Rewrite every line of the rows below as a Markdown table with the columns No. and Line, giving each line's row number, and skip any blank lines. Leave the pictures out of your answer.
** start Record list **
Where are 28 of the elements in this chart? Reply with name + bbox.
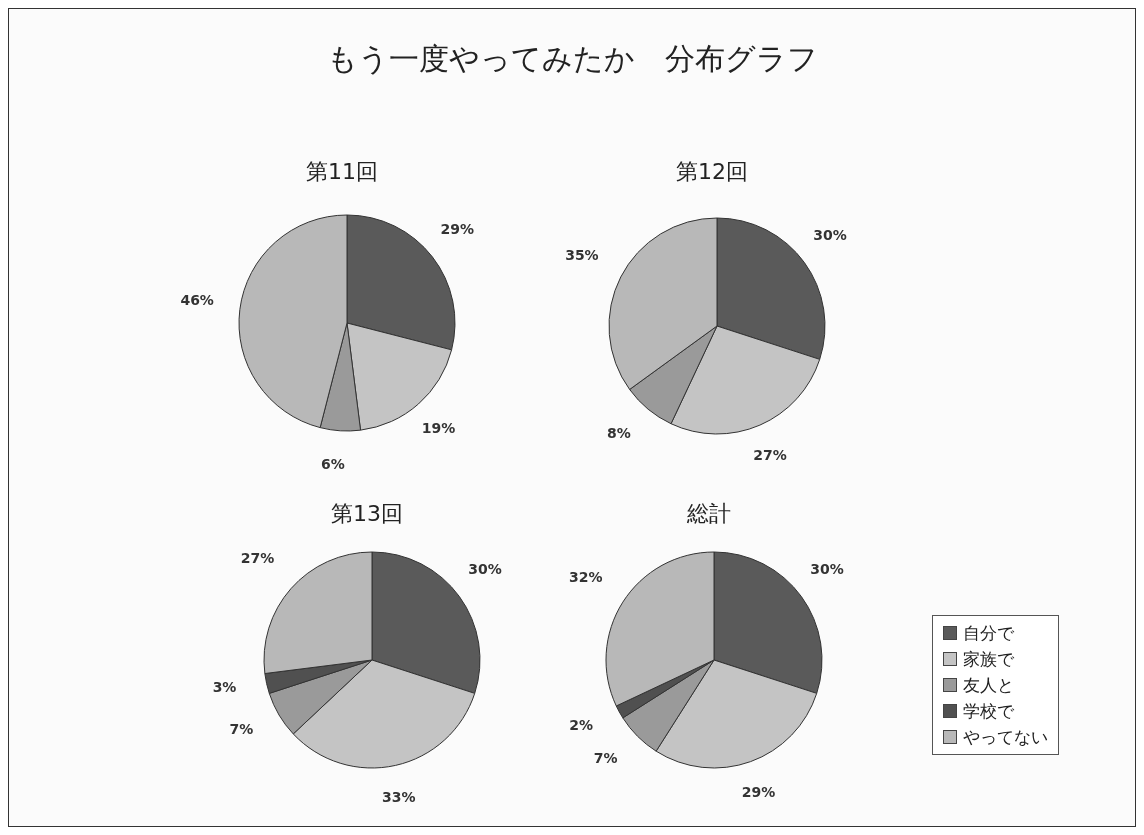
data-label: 19% (421, 419, 456, 436)
data-label: 30% (813, 227, 847, 244)
data-label: 2% (569, 717, 593, 734)
data-label: 32% (568, 568, 603, 585)
data-label: 29% (741, 784, 776, 801)
data-label: 30% (468, 561, 502, 578)
data-label: 7% (229, 721, 254, 738)
data-label: 27% (753, 446, 787, 463)
chart-title: 第11回 (305, 158, 379, 186)
data-label: 7% (593, 750, 618, 767)
legend-label: 学校で (963, 700, 1014, 723)
data-label: 8% (607, 425, 631, 442)
data-label: 29% (440, 220, 475, 237)
data-label: 27% (240, 550, 275, 567)
chart-title: 総計 (686, 500, 732, 528)
legend-label: やってない (963, 726, 1048, 749)
data-label: 6% (320, 455, 345, 472)
data-label: 46% (180, 291, 214, 308)
legend-label: 友人と (963, 674, 1014, 697)
legend-label: 自分で (963, 622, 1014, 645)
text: もう一度やってみたか 分布グラフ (325, 40, 819, 78)
data-label: 33% (382, 789, 416, 806)
legend-label: 家族で (963, 648, 1014, 671)
chart-title: 第13回 (330, 500, 404, 528)
chart-title: 第12回 (675, 158, 749, 186)
data-label: 35% (565, 246, 599, 263)
data-label: 3% (212, 678, 237, 695)
data-label: 30% (810, 561, 844, 578)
** end Record list **
# Answer to the exercise
| No. | Line |
|---|---|
| 1 | Where are 28 of the elements in this chart? Reply with name + bbox. |
| 2 | data-label: 19% (421, 419, 456, 436) |
| 3 | data-label: 30% (813, 227, 847, 244) |
| 4 | data-label: 2% (569, 717, 593, 734) |
| 5 | data-label: 32% (568, 568, 603, 585) |
| 6 | data-label: 29% (741, 784, 776, 801) |
| 7 | data-label: 30% (468, 561, 502, 578) |
| 8 | data-label: 7% (229, 721, 254, 738) |
| 9 | data-label: 27% (753, 446, 787, 463) |
| 10 | chart-title: 第11回 (305, 158, 379, 186) |
| 11 | data-label: 7% (593, 750, 618, 767) |
| 12 | legend-label: 学校で (963, 700, 1014, 723) |
| 13 | data-label: 8% (607, 425, 631, 442) |
| 14 | data-label: 29% (440, 220, 475, 237) |
| 15 | data-label: 27% (240, 550, 275, 567) |
| 16 | chart-title: 総計 (686, 500, 732, 528) |
| 17 | legend-label: やってない (963, 726, 1048, 749) |
| 18 | data-label: 6% (320, 455, 345, 472) |
| 19 | data-label: 46% (180, 291, 214, 308) |
| 20 | legend-label: 友人と (963, 674, 1014, 697) |
| 21 | legend-label: 自分で (963, 622, 1014, 645) |
| 22 | text: もう一度やってみたか 分布グラフ (325, 40, 819, 78) |
| 23 | data-label: 33% (382, 789, 416, 806) |
| 24 | legend-label: 家族で (963, 648, 1014, 671) |
| 25 | chart-title: 第13回 (330, 500, 404, 528) |
| 26 | chart-title: 第12回 (675, 158, 749, 186) |
| 27 | data-label: 35% (565, 246, 599, 263) |
| 28 | data-label: 3% (212, 678, 237, 695) |
| 29 | data-label: 30% (810, 561, 844, 578) |